Across the listing below, how many lines hold "效能革命"? Reply with the number by itself.

-- Start Exercise inputs --

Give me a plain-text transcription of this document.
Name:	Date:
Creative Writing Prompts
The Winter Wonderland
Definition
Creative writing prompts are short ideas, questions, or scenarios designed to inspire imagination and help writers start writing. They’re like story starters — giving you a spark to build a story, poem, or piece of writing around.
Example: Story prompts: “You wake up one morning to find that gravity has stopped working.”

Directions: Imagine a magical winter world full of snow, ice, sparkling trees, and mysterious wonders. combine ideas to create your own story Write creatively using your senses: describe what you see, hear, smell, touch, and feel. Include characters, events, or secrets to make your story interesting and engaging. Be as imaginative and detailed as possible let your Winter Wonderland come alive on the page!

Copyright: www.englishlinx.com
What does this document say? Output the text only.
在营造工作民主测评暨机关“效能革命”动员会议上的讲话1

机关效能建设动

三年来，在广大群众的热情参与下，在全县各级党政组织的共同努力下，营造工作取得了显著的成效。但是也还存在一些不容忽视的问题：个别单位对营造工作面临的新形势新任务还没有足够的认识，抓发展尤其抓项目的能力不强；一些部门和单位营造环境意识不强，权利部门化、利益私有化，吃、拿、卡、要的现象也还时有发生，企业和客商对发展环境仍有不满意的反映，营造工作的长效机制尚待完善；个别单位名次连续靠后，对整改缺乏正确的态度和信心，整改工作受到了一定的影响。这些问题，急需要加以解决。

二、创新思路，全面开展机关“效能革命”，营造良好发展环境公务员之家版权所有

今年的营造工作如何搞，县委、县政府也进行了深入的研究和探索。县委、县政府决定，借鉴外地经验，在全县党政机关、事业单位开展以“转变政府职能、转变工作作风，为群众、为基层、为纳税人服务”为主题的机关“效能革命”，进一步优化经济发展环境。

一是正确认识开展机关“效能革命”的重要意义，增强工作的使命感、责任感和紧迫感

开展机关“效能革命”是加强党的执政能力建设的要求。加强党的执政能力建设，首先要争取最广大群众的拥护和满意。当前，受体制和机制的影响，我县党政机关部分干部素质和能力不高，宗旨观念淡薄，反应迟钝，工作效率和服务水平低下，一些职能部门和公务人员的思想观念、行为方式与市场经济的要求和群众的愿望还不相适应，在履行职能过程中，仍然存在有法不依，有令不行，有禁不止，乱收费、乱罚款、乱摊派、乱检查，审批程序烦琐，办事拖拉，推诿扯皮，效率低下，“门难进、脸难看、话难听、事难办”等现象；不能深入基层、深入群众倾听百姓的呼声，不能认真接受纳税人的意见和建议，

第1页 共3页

-- End Exercise inputs --

> **The output**: 5